• **COMPLETE THE FOLLOWING**
#1 Summarize the passage on the sustainable livelihoods approach in two sentences.
#2 Carry on the passage about the sustainable livelihoods approach, picking up after its final sentence.

• **QUOTED PASSAGE**
------------
A 'livelihood' comprises the capabilities, assets (including both material and social resources) and activities required for a means of living. A livelihood is sustainable when it can cope with and recover from stresses and shocks and maintains or enhances its capabilities and assets both now and in the future, while not undermining the natural resource base.8
During the 1990s, a significant number of the lessons described in this chapter about poverty responses were acknowledged and consolidated into policy-making through the development of a comprehensive approach to poverty reduction, referred to as the sustainable livelihoods (SL) approach.9 In essence, the SL approach aims to provide a cohesive methodology for poverty reduction that focuses on the livelihoods and vulnerability of the poor. It builds on and resembles, but simultaneously challenges, many previous development approaches. At its core is the understanding that people must be placed at the centre of any development initiative.10
The SL approach includes and promotes the development of PPPs in service delivery. It highlights the importance of transforming structures, and specifically emphasises the need for a range of governmental, non-governmental and private actors to work together in the pursuit of poverty reduction. This is based on the lesson that all too frequently, existing (and transforming) structures do not always work to the benefit of the poor,11 and that the processes that frame the livelihoods of the poor systematically restrict them and their opportunities for advancement.12 In close association, the SL framework promotes the transformation of processes, which result in effective structures. This is to be established and sustained by the development of enabling frameworks, incentive systems, regulatory environments, and formal processes that encourage private sector activity; and by considering the informal practices and power relations that frame relationships between the poor and other actors.
------------
Coordinate annotation records
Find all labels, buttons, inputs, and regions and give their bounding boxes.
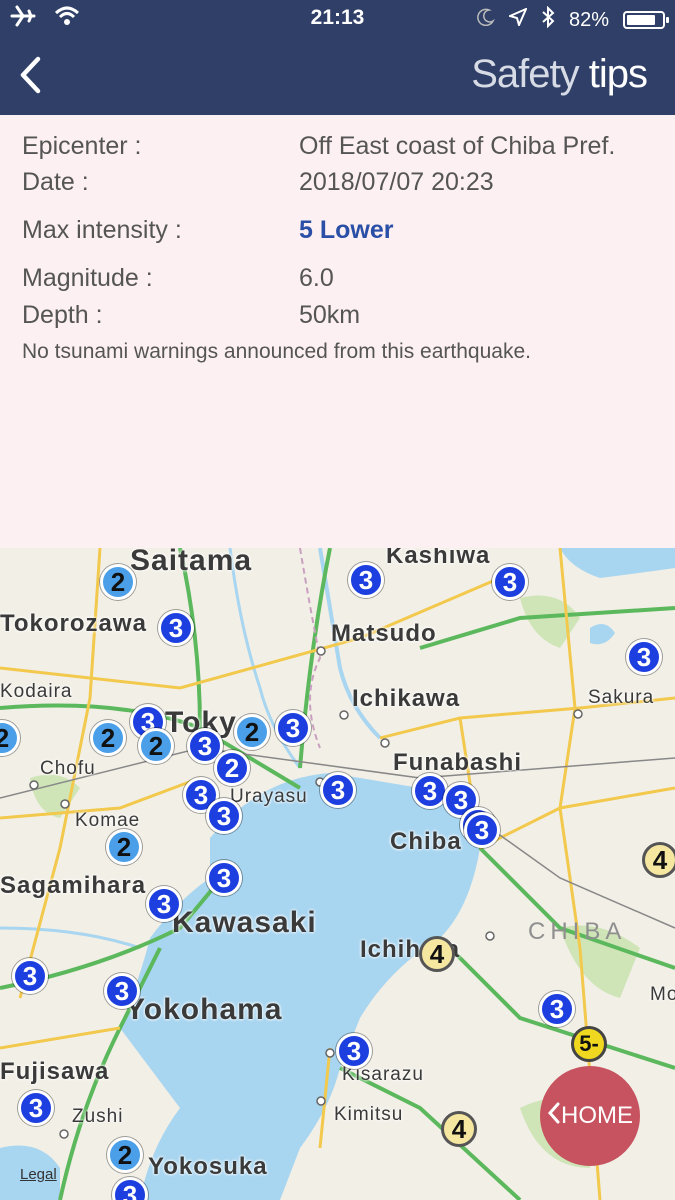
status-bar: 21:13 82% [0,0,675,38]
city-chiba: Chiba [390,828,462,855]
intensity-marker-max[interactable]: 5- [571,1026,607,1062]
city-kashiwa: Kashiwa [386,548,491,569]
city-funabashi: Funabashi [393,749,523,776]
title-tips: tips [588,52,648,96]
back-button[interactable] [8,50,52,100]
map-legal-link[interactable]: Legal [20,1166,57,1183]
intensity-marker[interactable]: 3 [206,860,242,896]
magnitude-value: 6.0 [299,264,334,292]
intensity-marker[interactable]: 3 [626,639,662,675]
home-button[interactable]: HOME [540,1066,640,1166]
intensity-marker[interactable]: 4 [642,842,675,878]
top-bar: 21:13 82% Safety tips [0,0,675,115]
intensity-marker[interactable]: 3 [539,991,575,1027]
nav-bar: Safety tips [0,38,675,115]
intensity-marker[interactable]: 3 [146,886,182,922]
intensity-marker[interactable]: 3 [464,812,500,848]
city-fujisawa: Fujisawa [0,1058,110,1085]
battery-percent: 82% [568,8,609,31]
intensity-marker[interactable]: 2 [138,728,174,764]
city-tokorozawa: Tokorozawa [0,610,147,637]
intensity-marker[interactable]: 2 [107,1137,143,1173]
lake-2 [590,624,615,645]
date-label: Date : [22,168,89,196]
pref-chiba: CHIBA [528,918,627,945]
intensity-marker[interactable]: 3 [206,798,242,834]
magnitude-label: Magnitude : [22,264,153,292]
intensity-marker[interactable]: 4 [419,936,455,972]
bluetooth-icon [541,5,555,34]
intensity-marker[interactable]: 3 [336,1033,372,1069]
intensity-marker[interactable]: 2 [106,829,142,865]
intensity-marker[interactable]: 2 [214,750,250,786]
river-3 [0,926,141,950]
intensity-marker[interactable]: 3 [158,610,194,646]
city-mobara: Mobara [650,984,675,1005]
home-label: HOME [561,1102,633,1129]
moon-icon [477,8,495,32]
city-sagamihara: Sagamihara [0,872,147,899]
city-matsudo: Matsudo [331,620,437,647]
intensity-marker[interactable]: 2 [90,720,126,756]
city-kimitsu: Kimitsu [334,1104,404,1125]
city-zushi: Zushi [72,1106,124,1127]
chevron-left-icon [20,56,41,94]
city-kawasaki: Kawasaki [172,906,317,939]
lake [560,548,675,578]
epicenter-value: Off East coast of Chiba Pref. [299,132,616,160]
city-ichikawa: Ichikawa [352,685,461,712]
city-yokohama: Yokohama [125,993,283,1026]
earthquake-info-panel: Epicenter : Off East coast of Chiba Pref… [0,115,675,548]
intensity-marker[interactable]: 3 [320,772,356,808]
intensity-marker[interactable]: 3 [104,973,140,1009]
intensity-marker[interactable]: 3 [12,958,48,994]
page-title: Safety tips [471,52,648,97]
city-komae: Komae [75,810,141,831]
epicenter-label: Epicenter : [22,132,142,160]
battery-icon [623,11,669,29]
intensity-marker[interactable]: 2 [234,714,270,750]
city-chofu: Chofu [40,758,96,779]
intensity-marker[interactable]: 4 [441,1111,477,1147]
intensity-label: Max intensity : [22,216,182,244]
location-arrow-icon [507,7,528,32]
city-saitama: Saitama [130,548,253,577]
date-value: 2018/07/07 20:23 [299,168,494,196]
title-safety: Safety [471,52,579,96]
intensity-marker[interactable]: 3 [275,710,311,746]
tsunami-note: No tsunami warnings announced from this … [22,340,531,363]
chevron-left-icon [547,1101,561,1132]
battery-fill [627,15,655,25]
city-urayasu: Urayasu [230,786,308,807]
city-sakura: Sakura [588,687,655,708]
city-kodaira: Kodaira [0,681,73,702]
intensity-marker[interactable]: 3 [348,562,384,598]
depth-label: Depth : [22,301,103,329]
depth-value: 50km [299,301,361,329]
intensity-marker[interactable]: 3 [492,564,528,600]
city-yokosuka: Yokosuka [148,1153,268,1180]
intensity-value: 5 Lower [299,216,394,244]
intensity-marker[interactable]: 2 [100,564,136,600]
park [520,595,580,648]
intensity-marker[interactable]: 3 [18,1090,54,1126]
------------
• **ANSWERS TO THE PROBLEMS**
#1 A livelihood consists of the capabilities, assets and activities needed for a means of living, and it is sustainable when it can cope with and recover from stresses and shocks and maintain or enhance its capabilities and assets without undermining the natural resource base. The sustainable livelihoods approach, which took shape in the 1990s, places people at the center of poverty reduction, promotes PPPs in service delivery, and calls for governmental, non-governmental and private actors to work together to transform the structures and processes that restrict the poor.

#2
The purpose of introducing the SL framework here is to consider it as a mechanism through which municipalities and other actors can bring a poverty focus to a service partnership. The SL framework, its principles and core concepts provide a useful starting point for the creation and re-creation of partnerships that aim to contribute to poverty reduction. Because it provides an analytical framework for integrating ideas and methods, it is an ideal tool for municipalities to use in formulating a structured and systematic approach to poverty reduction in which people, not outputs, are the focal points. Municipalities and other actors can use it to both plan new partnerships that work to the benefit of the poor, and to review existing partnership arrangements. These principles and their implications on service partnerships are illustrated in Box 5.5.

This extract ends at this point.